[Given task]: Present the data once more in exactly its original form.

Rows from a figure dataset:
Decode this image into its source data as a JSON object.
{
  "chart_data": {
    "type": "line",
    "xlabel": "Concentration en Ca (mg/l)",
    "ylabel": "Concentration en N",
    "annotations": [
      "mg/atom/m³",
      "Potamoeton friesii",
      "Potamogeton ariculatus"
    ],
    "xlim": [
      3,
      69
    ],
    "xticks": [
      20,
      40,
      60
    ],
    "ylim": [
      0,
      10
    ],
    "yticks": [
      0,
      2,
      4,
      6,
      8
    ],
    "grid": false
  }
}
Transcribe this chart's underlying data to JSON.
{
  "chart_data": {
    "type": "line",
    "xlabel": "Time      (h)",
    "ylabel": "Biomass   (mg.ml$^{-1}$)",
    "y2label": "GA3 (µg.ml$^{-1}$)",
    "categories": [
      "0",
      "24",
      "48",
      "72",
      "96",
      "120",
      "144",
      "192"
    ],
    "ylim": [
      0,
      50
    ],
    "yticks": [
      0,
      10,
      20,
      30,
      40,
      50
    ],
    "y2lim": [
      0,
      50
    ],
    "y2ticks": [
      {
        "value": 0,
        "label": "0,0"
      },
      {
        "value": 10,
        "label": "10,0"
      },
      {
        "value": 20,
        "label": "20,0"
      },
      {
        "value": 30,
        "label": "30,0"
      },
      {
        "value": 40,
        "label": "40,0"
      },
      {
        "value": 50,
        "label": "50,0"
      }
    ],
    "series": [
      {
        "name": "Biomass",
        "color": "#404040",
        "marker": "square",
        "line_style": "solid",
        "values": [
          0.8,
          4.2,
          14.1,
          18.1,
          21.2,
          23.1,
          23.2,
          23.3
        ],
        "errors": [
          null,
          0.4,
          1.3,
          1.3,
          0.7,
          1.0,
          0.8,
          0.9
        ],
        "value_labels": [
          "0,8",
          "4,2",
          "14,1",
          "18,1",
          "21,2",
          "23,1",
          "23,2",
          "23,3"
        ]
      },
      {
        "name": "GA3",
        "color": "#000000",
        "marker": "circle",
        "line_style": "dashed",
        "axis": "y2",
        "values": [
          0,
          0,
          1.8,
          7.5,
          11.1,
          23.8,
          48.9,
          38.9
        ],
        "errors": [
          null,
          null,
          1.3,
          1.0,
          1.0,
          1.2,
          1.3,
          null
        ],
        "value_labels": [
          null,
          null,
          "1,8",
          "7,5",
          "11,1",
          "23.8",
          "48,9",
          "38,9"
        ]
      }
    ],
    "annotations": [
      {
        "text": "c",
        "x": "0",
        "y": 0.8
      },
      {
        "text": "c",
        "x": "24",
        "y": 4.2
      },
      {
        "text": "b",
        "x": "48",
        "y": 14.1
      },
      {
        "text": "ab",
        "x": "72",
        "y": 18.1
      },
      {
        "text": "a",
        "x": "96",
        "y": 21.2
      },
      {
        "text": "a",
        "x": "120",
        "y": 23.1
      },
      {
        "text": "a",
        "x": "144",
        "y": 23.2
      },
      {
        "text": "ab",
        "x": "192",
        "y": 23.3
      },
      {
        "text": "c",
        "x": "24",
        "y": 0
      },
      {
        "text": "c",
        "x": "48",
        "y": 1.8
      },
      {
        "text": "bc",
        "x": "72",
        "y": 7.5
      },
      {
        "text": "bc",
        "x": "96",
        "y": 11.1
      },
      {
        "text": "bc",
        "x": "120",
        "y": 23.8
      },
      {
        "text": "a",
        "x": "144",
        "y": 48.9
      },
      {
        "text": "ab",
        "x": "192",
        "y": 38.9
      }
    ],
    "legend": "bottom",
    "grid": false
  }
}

[Task output]:
Decode this image into its source data as a JSON object.
{
  "chart_data": {
    "type": "line",
    "xlabel": "Concentration en Ca (mg/l)",
    "ylabel": "Concentration en N",
    "annotations": [
      "mg/atom/m³",
      "Potamoeton friesii",
      "Potamogeton ariculatus"
    ],
    "xlim": [
      3,
      69
    ],
    "xticks": [
      20,
      40,
      60
    ],
    "ylim": [
      0,
      10
    ],
    "yticks": [
      0,
      2,
      4,
      6,
      8
    ],
    "grid": false
  }
}
Transcribe this chart's underlying data to JSON.
{
  "chart_data": {
    "type": "line",
    "xlabel": "Time      (h)",
    "ylabel": "Biomass   (mg.ml$^{-1}$)",
    "y2label": "GA3 (µg.ml$^{-1}$)",
    "categories": [
      "0",
      "24",
      "48",
      "72",
      "96",
      "120",
      "144",
      "192"
    ],
    "ylim": [
      0,
      50
    ],
    "yticks": [
      0,
      10,
      20,
      30,
      40,
      50
    ],
    "y2lim": [
      0,
      50
    ],
    "y2ticks": [
      {
        "value": 0,
        "label": "0,0"
      },
      {
        "value": 10,
        "label": "10,0"
      },
      {
        "value": 20,
        "label": "20,0"
      },
      {
        "value": 30,
        "label": "30,0"
      },
      {
        "value": 40,
        "label": "40,0"
      },
      {
        "value": 50,
        "label": "50,0"
      }
    ],
    "series": [
      {
        "name": "Biomass",
        "color": "#404040",
        "marker": "square",
        "line_style": "solid",
        "values": [
          0.8,
          4.2,
          14.1,
          18.1,
          21.2,
          23.1,
          23.2,
          23.3
        ],
        "errors": [
          null,
          0.4,
          1.3,
          1.3,
          0.7,
          1.0,
          0.8,
          0.9
        ],
        "value_labels": [
          "0,8",
          "4,2",
          "14,1",
          "18,1",
          "21,2",
          "23,1",
          "23,2",
          "23,3"
        ]
      },
      {
        "name": "GA3",
        "color": "#000000",
        "marker": "circle",
        "line_style": "dashed",
        "axis": "y2",
        "values": [
          0,
          0,
          1.8,
          7.5,
          11.1,
          23.8,
          48.9,
          38.9
        ],
        "errors": [
          null,
          null,
          1.3,
          1.0,
          1.0,
          1.2,
          1.3,
          null
        ],
        "value_labels": [
          null,
          null,
          "1,8",
          "7,5",
          "11,1",
          "23.8",
          "48,9",
          "38,9"
        ]
      }
    ],
    "annotations": [
      {
        "text": "c",
        "x": "0",
        "y": 0.8
      },
      {
        "text": "c",
        "x": "24",
        "y": 4.2
      },
      {
        "text": "b",
        "x": "48",
        "y": 14.1
      },
      {
        "text": "ab",
        "x": "72",
        "y": 18.1
      },
      {
        "text": "a",
        "x": "96",
        "y": 21.2
      },
      {
        "text": "a",
        "x": "120",
        "y": 23.1
      },
      {
        "text": "a",
        "x": "144",
        "y": 23.2
      },
      {
        "text": "ab",
        "x": "192",
        "y": 23.3
      },
      {
        "text": "c",
        "x": "24",
        "y": 0
      },
      {
        "text": "c",
        "x": "48",
        "y": 1.8
      },
      {
        "text": "bc",
        "x": "72",
        "y": 7.5
      },
      {
        "text": "bc",
        "x": "96",
        "y": 11.1
      },
      {
        "text": "bc",
        "x": "120",
        "y": 23.8
      },
      {
        "text": "a",
        "x": "144",
        "y": 48.9
      },
      {
        "text": "ab",
        "x": "192",
        "y": 38.9
      }
    ],
    "legend": "bottom",
    "grid": false
  }
}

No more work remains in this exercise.